GIVEN INFORMATION:

— start —

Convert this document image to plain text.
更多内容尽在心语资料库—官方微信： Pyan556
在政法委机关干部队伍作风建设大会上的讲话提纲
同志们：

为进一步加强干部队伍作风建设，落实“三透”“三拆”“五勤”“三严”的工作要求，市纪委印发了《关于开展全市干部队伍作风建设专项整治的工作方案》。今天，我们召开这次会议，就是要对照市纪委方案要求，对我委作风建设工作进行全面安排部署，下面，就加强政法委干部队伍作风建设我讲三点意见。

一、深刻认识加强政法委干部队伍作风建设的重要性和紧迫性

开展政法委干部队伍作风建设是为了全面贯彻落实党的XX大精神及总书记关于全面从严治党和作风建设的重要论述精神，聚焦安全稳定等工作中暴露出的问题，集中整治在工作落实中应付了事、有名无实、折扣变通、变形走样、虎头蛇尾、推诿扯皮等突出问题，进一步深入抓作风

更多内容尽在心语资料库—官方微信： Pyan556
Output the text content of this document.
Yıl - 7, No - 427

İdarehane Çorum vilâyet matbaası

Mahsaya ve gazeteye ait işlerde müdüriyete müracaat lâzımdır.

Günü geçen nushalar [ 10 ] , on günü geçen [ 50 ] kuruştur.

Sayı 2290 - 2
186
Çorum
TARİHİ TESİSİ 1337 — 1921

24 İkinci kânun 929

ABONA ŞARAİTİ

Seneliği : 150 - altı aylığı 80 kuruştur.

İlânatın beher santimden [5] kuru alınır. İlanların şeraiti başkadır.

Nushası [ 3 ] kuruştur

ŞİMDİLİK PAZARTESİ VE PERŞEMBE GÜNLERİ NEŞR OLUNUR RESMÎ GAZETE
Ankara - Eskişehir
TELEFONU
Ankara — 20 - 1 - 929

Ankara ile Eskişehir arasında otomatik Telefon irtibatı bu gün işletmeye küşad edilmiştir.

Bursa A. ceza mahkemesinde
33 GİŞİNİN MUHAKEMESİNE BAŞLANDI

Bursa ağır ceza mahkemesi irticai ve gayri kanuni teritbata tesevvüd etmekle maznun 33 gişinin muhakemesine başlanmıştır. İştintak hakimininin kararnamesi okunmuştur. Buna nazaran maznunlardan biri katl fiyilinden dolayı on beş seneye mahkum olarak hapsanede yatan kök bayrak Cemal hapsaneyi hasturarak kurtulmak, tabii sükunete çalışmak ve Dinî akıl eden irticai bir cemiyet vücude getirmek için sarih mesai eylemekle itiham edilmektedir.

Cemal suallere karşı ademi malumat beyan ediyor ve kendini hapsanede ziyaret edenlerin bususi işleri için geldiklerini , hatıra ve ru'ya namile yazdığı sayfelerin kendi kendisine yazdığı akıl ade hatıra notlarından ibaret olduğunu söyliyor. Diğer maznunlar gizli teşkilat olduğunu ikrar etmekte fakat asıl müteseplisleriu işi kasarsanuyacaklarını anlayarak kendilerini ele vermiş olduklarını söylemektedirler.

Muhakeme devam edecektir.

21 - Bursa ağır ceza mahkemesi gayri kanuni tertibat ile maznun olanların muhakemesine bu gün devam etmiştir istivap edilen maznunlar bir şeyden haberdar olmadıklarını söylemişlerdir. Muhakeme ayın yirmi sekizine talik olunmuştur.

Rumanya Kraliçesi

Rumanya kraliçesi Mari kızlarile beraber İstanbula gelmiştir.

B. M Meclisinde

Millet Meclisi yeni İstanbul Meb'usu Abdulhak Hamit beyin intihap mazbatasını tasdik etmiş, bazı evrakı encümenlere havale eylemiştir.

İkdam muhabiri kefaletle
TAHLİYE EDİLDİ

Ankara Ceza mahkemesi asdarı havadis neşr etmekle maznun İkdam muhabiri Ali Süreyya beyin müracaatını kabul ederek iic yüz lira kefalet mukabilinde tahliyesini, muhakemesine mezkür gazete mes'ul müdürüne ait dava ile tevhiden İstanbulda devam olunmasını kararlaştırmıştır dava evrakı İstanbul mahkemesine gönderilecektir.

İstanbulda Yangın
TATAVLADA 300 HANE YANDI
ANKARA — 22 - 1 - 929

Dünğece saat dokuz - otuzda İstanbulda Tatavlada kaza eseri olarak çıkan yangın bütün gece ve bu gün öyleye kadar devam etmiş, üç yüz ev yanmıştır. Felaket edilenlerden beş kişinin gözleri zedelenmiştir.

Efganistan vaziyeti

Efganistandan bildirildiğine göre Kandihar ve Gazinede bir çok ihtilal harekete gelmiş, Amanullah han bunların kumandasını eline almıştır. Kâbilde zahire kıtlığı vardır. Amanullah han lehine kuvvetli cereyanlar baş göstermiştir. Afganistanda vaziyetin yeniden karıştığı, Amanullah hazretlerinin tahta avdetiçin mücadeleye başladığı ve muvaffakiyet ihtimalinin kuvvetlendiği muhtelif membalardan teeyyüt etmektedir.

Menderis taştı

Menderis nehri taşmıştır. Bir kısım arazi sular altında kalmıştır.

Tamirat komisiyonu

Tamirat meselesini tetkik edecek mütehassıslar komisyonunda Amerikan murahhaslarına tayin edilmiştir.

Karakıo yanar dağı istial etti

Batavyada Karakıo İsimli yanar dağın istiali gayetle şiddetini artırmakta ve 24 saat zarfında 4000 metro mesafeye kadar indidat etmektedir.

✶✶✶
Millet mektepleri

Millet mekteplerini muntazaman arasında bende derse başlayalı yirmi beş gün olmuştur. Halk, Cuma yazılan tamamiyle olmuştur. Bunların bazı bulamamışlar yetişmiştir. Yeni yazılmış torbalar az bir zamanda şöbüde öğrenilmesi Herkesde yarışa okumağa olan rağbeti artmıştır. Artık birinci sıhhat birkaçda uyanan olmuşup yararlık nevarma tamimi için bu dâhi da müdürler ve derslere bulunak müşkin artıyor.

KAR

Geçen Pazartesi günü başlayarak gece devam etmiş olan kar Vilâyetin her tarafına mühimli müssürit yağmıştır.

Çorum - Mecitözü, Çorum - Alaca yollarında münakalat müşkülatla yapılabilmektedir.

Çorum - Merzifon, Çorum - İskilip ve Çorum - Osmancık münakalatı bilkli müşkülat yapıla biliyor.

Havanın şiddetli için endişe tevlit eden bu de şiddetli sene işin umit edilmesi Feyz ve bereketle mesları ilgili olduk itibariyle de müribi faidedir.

— end —

SET TASK:
Copy each line of the preceding data that contains the string "gece".

RESPONSE:
Dünğece saat dokuz - otuzda İstanbulda Tatavlada kaza eseri olarak çıkan yangın bütün gece ve bu gün öyleye kadar devam etmiş, üç yüz ev yanmıştır. Felaket edilenlerden beş kişinin gözleri zedelenmiştir.
Geçen Pazartesi günü başlayarak gece devam etmiş olan kar Vilâyetin her tarafına mühimli müssürit yağmıştır.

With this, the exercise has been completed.